# DATASET EXTRACT start

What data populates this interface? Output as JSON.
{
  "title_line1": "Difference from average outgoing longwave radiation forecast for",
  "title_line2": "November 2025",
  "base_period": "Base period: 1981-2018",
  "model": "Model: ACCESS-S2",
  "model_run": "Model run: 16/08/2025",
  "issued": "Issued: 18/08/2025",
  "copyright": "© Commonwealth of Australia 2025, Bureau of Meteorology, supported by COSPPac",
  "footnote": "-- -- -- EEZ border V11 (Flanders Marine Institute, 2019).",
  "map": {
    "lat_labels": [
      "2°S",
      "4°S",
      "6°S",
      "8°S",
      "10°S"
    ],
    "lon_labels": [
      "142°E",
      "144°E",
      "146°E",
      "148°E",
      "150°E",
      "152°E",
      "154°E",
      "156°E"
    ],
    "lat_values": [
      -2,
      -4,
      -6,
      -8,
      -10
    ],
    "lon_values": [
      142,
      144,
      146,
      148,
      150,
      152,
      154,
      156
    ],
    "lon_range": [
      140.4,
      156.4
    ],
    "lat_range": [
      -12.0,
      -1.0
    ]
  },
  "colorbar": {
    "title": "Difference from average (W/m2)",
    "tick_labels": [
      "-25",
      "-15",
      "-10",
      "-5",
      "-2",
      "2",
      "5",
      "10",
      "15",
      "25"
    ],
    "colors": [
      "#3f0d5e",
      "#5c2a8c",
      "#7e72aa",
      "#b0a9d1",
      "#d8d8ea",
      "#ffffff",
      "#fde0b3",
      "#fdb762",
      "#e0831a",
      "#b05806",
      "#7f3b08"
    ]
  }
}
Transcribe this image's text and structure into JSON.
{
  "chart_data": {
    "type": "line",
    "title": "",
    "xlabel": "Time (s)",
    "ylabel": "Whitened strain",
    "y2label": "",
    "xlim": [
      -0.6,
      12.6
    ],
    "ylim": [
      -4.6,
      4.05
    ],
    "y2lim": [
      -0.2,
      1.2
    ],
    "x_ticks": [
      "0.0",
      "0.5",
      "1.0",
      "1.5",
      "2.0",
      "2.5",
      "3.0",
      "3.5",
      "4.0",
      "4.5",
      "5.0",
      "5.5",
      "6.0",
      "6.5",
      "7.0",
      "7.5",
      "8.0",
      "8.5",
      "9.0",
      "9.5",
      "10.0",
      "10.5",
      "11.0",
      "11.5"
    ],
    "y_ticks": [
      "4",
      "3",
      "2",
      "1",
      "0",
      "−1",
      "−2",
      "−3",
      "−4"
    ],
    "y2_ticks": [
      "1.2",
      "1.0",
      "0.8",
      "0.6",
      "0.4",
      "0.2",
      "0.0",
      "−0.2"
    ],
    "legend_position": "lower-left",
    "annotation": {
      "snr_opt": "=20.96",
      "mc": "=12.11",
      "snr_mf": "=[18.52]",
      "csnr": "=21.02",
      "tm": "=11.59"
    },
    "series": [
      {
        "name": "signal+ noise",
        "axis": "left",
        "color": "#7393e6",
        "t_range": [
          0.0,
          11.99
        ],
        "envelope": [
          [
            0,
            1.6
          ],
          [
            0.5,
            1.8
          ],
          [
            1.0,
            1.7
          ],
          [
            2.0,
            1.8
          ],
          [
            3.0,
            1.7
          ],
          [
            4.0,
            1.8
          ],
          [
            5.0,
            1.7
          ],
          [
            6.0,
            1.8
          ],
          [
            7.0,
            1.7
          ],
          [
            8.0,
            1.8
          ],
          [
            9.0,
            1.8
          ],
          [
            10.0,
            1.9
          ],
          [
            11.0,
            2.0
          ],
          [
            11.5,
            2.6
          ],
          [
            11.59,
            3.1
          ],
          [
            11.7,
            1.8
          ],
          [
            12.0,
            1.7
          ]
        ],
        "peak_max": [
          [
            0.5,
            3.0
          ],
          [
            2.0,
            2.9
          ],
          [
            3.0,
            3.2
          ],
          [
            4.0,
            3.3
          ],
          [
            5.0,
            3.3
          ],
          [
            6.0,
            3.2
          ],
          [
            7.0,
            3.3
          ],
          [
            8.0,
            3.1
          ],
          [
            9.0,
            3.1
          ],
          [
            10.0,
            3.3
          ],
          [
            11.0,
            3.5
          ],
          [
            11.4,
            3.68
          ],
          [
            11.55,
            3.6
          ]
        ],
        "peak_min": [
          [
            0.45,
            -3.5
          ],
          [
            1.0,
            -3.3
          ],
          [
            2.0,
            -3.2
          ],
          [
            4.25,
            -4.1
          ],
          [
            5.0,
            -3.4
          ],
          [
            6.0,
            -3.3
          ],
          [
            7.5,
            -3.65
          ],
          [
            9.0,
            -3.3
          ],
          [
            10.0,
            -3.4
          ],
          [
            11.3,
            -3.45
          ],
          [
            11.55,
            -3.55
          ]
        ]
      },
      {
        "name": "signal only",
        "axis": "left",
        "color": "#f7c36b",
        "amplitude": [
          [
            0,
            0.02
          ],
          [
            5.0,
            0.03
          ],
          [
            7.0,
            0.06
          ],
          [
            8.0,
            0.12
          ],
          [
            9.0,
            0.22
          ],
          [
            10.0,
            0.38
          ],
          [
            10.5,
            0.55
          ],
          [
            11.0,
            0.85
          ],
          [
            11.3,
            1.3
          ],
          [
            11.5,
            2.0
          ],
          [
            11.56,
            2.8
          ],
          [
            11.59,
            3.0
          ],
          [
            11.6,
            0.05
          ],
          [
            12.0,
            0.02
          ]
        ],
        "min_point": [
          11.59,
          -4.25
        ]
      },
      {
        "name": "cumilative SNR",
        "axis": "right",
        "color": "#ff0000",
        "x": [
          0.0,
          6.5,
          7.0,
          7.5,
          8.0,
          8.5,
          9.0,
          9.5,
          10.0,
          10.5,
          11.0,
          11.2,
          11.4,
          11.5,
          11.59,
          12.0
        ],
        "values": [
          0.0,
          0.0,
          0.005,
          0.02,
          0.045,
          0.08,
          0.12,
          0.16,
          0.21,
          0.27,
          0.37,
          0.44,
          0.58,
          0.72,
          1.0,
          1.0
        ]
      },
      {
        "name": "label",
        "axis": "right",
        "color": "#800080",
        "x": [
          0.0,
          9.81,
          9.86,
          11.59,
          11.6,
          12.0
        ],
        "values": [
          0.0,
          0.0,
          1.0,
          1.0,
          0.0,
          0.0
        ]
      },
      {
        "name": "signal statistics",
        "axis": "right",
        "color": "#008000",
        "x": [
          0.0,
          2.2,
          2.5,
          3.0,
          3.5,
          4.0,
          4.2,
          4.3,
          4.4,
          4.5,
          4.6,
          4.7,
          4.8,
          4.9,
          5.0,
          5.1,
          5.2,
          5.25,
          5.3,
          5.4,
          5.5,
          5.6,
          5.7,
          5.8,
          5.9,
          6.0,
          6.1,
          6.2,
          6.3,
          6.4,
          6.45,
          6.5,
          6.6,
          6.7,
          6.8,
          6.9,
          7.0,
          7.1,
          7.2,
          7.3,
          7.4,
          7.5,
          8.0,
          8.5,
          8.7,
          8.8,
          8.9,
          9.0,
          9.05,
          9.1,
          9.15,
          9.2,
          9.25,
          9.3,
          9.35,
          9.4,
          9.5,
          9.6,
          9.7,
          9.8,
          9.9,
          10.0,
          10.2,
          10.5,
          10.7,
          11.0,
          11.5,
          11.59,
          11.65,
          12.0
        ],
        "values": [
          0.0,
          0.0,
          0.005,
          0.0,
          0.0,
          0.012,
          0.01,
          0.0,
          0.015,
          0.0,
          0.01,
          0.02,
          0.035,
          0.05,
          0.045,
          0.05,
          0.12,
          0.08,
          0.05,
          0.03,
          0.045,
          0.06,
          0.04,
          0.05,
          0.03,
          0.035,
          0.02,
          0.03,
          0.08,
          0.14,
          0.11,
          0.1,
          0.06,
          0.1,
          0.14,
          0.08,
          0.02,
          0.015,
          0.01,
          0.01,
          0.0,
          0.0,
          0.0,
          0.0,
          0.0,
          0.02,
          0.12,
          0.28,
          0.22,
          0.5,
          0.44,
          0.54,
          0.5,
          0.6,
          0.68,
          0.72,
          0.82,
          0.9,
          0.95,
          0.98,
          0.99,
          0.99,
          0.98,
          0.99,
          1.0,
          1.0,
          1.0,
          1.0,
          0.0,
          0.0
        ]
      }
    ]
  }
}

# DATASET EXTRACT end

▶ [REQUIREMENTS]
Only the number is wanted: how many lines in the entries above contain the string "this"?

▶ [TASK RESULT]
2